> **SET TASK**
Scan each line of the records for the word "lähdelaitteeseen" and extract the ones that have it.

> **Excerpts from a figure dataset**

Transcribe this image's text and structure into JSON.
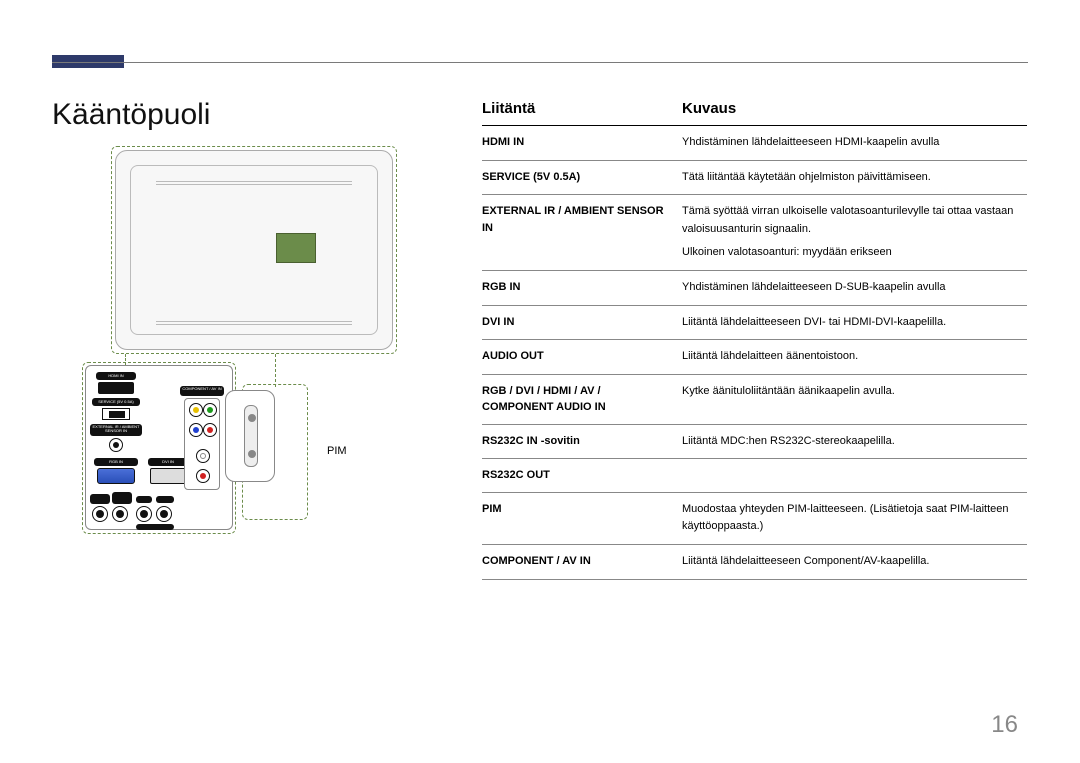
{
  "accent_color": "#2e3a6a",
  "page_number": "16",
  "section_title": "Kääntöpuoli",
  "pim_label": "PIM",
  "table": {
    "header_port": "Liitäntä",
    "header_desc": "Kuvaus",
    "rows": [
      {
        "port": "HDMI IN",
        "desc": [
          "Yhdistäminen lähdelaitteeseen HDMI-kaapelin avulla"
        ]
      },
      {
        "port": "SERVICE (5V 0.5A)",
        "desc": [
          "Tätä liitäntää käytetään ohjelmiston päivittämiseen."
        ]
      },
      {
        "port": "EXTERNAL IR / AMBIENT SENSOR IN",
        "desc": [
          "Tämä syöttää virran ulkoiselle valotasoanturilevylle tai ottaa vastaan valoisuusanturin signaalin.",
          "Ulkoinen valotasoanturi: myydään erikseen"
        ]
      },
      {
        "port": "RGB IN",
        "desc": [
          "Yhdistäminen lähdelaitteeseen D-SUB-kaapelin avulla"
        ]
      },
      {
        "port": "DVI IN",
        "desc": [
          "Liitäntä lähdelaitteeseen DVI- tai HDMI-DVI-kaapelilla."
        ]
      },
      {
        "port": "AUDIO OUT",
        "desc": [
          "Liitäntä lähdelaitteen äänentoistoon."
        ]
      },
      {
        "port": "RGB / DVI / HDMI / AV / COMPONENT AUDIO IN",
        "desc": [
          "Kytke äänituloliitäntään äänikaapelin avulla."
        ]
      },
      {
        "port": "RS232C IN -sovitin",
        "desc": [
          "Liitäntä MDC:hen RS232C-stereokaapelilla."
        ]
      },
      {
        "port": "RS232C OUT",
        "desc": [
          ""
        ]
      },
      {
        "port": "PIM",
        "desc": [
          "Muodostaa yhteyden PIM-laitteeseen. (Lisätietoja saat PIM-laitteen käyttöoppaasta.)"
        ]
      },
      {
        "port": "COMPONENT / AV IN",
        "desc": [
          "Liitäntä lähdelaitteeseen Component/AV-kaapelilla."
        ]
      }
    ]
  },
  "panel_labels": {
    "hdmi": "HDMI IN",
    "service": "SERVICE (5V 0.5A)",
    "ext": "EXTERNAL IR / AMBIENT SENSOR IN",
    "rgb": "RGB IN",
    "dvi": "DVI IN",
    "component": "COMPONENT / AV IN",
    "audio_out": "AUDIO OUT",
    "audio_in": "RGB/DVI/HDMI/AV AUDIO IN",
    "rs_in": "IN",
    "rs_out": "OUT",
    "rs": "RS232C"
  }
}
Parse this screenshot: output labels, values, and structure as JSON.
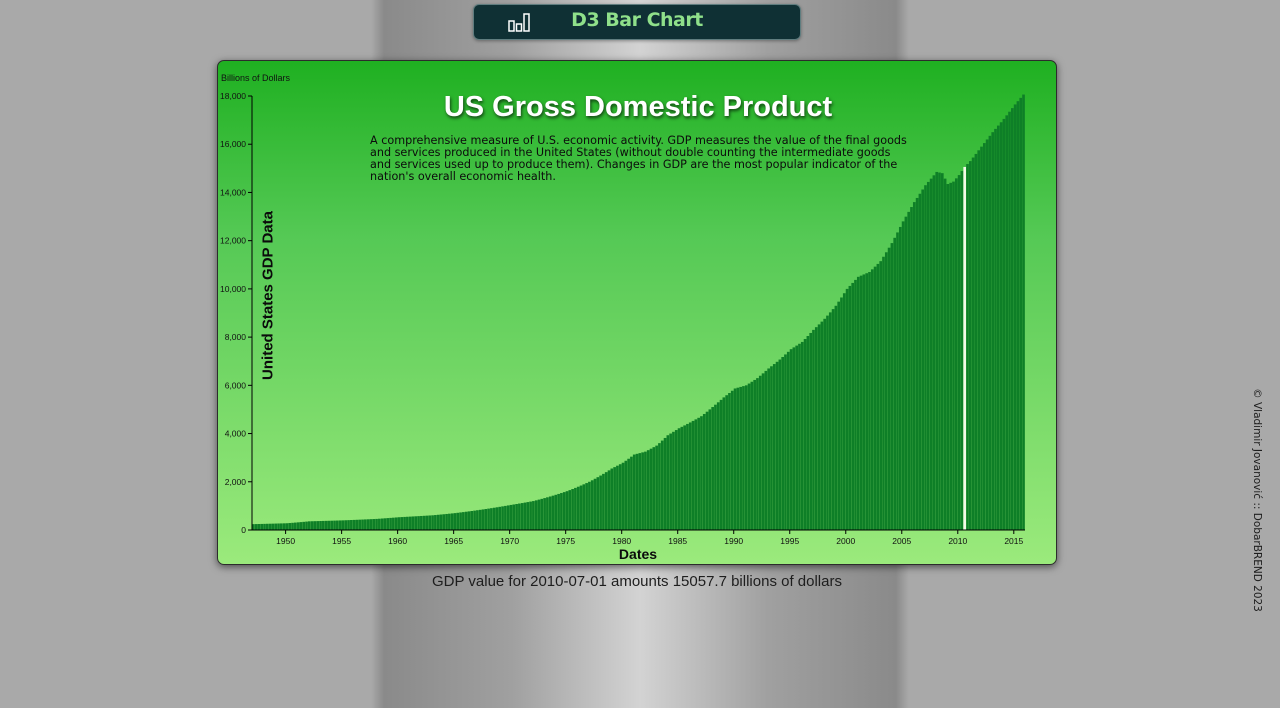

> **SOLUTION TO THIS EXERCISE**
          "Yhdistäminen lähdelaitteeseen HDMI-kaapelin avulla"
          "Yhdistäminen lähdelaitteeseen D-SUB-kaapelin avulla"
          "Liitäntä lähdelaitteeseen DVI- tai HDMI-DVI-kaapelilla."
          "Liitäntä lähdelaitteeseen Component/AV-kaapelilla."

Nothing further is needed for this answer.